━━ Task input
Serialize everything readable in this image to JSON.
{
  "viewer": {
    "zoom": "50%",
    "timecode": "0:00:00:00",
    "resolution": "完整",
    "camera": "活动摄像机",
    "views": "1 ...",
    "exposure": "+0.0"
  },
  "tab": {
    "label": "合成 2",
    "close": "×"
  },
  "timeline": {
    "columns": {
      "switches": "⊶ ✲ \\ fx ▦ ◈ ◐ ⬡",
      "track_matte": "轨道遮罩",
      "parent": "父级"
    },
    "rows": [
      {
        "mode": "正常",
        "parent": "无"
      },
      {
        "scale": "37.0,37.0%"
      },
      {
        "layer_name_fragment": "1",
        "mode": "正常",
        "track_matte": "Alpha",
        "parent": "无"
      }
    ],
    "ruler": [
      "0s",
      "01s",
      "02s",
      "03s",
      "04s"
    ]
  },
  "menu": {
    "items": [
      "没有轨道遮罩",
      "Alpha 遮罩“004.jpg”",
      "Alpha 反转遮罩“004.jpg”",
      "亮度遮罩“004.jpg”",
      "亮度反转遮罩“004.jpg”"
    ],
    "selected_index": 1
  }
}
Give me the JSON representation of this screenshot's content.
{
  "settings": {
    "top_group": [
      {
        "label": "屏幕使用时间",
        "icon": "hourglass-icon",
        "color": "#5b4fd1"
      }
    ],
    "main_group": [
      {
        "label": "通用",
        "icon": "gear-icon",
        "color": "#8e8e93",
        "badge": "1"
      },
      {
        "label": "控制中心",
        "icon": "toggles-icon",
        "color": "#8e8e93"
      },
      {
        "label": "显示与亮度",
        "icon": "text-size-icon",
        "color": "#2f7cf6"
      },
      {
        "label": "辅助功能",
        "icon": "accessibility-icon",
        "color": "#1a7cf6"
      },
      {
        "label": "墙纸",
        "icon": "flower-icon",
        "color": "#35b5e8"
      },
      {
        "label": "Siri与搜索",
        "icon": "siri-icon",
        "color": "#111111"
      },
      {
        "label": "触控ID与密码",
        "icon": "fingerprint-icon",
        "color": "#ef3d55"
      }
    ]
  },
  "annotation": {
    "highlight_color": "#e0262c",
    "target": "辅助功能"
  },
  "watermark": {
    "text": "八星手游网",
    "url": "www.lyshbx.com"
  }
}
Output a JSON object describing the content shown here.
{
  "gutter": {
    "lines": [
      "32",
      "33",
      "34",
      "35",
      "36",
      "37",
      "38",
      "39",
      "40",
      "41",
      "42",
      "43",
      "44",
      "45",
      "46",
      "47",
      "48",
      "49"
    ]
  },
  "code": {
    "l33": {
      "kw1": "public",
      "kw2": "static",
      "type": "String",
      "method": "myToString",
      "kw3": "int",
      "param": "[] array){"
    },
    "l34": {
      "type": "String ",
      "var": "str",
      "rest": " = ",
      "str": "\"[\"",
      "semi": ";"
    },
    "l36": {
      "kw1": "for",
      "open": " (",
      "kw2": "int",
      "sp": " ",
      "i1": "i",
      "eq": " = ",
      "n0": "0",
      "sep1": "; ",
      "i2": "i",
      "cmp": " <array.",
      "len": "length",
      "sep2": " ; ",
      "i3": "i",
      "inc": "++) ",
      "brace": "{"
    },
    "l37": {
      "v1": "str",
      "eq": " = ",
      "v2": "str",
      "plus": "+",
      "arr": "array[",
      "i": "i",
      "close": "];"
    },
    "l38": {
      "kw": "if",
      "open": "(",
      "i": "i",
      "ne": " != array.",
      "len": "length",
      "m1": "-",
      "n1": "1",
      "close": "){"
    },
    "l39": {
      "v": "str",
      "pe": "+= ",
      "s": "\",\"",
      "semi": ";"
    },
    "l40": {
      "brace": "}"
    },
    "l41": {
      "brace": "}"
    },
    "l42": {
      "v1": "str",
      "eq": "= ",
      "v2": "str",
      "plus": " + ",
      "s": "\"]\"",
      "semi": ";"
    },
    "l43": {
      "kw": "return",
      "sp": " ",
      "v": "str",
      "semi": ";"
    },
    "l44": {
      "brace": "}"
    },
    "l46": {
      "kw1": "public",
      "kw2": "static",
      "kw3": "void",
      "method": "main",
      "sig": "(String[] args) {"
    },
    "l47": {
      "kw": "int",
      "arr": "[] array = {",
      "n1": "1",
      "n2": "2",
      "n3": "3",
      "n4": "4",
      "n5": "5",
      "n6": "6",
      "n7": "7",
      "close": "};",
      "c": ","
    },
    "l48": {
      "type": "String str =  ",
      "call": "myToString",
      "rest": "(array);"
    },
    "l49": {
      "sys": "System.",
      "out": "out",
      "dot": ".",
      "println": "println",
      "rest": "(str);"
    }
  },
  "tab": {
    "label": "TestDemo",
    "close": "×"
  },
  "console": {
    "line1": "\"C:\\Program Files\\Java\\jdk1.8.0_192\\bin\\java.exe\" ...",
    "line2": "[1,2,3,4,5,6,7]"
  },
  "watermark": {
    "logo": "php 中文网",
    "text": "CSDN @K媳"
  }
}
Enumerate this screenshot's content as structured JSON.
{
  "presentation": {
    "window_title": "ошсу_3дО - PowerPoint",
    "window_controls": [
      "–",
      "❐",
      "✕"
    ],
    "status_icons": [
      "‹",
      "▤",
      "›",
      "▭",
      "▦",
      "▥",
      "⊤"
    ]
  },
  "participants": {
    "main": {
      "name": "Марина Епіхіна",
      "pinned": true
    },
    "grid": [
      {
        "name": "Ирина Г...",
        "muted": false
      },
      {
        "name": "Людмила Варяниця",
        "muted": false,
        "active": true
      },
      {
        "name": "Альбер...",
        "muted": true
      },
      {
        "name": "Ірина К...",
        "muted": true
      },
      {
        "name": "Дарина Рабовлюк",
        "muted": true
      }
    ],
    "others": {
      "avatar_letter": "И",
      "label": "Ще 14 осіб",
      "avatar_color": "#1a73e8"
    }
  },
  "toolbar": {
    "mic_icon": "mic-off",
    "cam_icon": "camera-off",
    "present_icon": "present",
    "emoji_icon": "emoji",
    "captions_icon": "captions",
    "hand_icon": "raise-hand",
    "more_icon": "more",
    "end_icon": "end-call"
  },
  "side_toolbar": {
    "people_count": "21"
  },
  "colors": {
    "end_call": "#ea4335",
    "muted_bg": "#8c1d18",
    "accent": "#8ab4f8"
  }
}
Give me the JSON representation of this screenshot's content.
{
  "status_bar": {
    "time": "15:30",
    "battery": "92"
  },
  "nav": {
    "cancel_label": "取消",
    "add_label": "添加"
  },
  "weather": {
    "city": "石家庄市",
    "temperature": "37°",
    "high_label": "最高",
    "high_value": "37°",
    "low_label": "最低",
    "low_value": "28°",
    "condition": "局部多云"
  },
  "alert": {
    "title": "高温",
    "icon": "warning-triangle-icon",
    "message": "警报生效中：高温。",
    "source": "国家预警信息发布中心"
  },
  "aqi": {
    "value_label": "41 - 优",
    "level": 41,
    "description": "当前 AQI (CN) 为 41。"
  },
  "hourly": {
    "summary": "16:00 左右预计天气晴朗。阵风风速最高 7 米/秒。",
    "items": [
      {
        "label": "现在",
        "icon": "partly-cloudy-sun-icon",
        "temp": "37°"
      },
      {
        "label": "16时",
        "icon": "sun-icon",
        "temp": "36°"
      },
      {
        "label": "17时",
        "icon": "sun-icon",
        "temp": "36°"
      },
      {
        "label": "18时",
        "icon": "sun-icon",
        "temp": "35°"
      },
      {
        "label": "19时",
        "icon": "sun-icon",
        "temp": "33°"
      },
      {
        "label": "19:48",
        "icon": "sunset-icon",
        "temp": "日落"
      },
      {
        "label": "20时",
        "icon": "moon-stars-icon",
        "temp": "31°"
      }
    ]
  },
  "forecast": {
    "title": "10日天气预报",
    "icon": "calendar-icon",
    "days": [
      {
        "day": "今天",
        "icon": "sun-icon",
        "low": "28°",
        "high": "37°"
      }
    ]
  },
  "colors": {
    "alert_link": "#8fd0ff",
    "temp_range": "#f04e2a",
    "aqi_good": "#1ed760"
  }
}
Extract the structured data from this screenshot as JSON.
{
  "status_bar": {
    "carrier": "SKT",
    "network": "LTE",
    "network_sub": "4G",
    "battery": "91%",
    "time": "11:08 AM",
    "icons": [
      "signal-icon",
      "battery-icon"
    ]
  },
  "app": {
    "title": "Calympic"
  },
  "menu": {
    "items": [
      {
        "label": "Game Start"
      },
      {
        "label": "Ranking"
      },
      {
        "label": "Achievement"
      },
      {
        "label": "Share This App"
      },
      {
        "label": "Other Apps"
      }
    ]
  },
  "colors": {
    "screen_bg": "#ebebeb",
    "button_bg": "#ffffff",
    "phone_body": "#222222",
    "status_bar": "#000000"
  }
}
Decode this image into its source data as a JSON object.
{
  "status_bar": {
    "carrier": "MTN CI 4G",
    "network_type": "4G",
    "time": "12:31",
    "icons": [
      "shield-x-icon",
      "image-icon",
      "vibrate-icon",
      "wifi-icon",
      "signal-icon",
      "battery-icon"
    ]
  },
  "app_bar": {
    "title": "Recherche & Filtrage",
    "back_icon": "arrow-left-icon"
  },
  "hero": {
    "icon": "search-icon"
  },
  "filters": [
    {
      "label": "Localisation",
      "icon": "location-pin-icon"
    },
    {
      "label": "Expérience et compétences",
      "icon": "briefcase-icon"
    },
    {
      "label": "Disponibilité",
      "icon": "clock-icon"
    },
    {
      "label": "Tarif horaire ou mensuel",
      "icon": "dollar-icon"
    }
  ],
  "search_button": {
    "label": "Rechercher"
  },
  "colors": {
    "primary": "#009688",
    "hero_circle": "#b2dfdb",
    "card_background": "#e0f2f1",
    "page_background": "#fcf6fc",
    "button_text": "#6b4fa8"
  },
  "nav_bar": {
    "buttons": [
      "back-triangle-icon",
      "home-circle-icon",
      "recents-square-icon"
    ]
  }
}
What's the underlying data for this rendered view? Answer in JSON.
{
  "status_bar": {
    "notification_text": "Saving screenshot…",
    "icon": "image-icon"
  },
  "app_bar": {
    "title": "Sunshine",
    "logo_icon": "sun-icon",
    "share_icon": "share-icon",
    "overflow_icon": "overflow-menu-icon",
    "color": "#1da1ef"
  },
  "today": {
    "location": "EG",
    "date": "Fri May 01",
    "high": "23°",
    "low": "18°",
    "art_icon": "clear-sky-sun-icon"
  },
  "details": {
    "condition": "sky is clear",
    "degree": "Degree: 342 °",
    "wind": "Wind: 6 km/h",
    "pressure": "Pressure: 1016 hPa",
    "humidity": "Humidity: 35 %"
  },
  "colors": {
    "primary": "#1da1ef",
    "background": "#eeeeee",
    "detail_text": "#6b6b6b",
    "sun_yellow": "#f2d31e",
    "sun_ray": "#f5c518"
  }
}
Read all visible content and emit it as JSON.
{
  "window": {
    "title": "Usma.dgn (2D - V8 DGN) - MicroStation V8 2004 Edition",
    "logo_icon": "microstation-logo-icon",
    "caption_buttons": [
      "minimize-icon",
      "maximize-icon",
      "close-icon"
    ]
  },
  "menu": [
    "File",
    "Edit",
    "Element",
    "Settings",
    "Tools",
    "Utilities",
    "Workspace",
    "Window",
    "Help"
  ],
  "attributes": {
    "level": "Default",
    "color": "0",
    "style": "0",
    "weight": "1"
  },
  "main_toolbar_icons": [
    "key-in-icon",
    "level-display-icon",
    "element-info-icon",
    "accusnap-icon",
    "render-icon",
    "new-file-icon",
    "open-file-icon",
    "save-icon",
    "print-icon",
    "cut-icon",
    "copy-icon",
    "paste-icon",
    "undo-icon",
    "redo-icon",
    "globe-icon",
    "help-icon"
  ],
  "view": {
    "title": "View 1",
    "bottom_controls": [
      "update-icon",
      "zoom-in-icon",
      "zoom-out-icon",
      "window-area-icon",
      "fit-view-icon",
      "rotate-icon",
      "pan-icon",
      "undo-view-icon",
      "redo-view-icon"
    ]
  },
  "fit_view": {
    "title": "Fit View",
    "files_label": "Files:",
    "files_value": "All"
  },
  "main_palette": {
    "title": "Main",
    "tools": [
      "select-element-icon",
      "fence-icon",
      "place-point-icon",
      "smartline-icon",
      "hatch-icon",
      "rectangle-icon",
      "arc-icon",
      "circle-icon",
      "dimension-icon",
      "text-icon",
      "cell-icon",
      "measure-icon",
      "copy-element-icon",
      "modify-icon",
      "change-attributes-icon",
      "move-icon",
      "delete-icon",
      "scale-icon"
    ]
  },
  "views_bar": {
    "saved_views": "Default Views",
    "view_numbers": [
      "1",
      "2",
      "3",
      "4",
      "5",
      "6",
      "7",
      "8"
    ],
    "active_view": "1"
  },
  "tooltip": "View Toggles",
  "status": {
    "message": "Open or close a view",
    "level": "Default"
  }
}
━━━━
- **Challenge**
Copy, from the material above, each line in which the string "Alpha" occurs.

- **Task answer**
        "track_matte": "Alpha",
      "Alpha 遮罩“004.jpg”",
      "Alpha 反转遮罩“004.jpg”",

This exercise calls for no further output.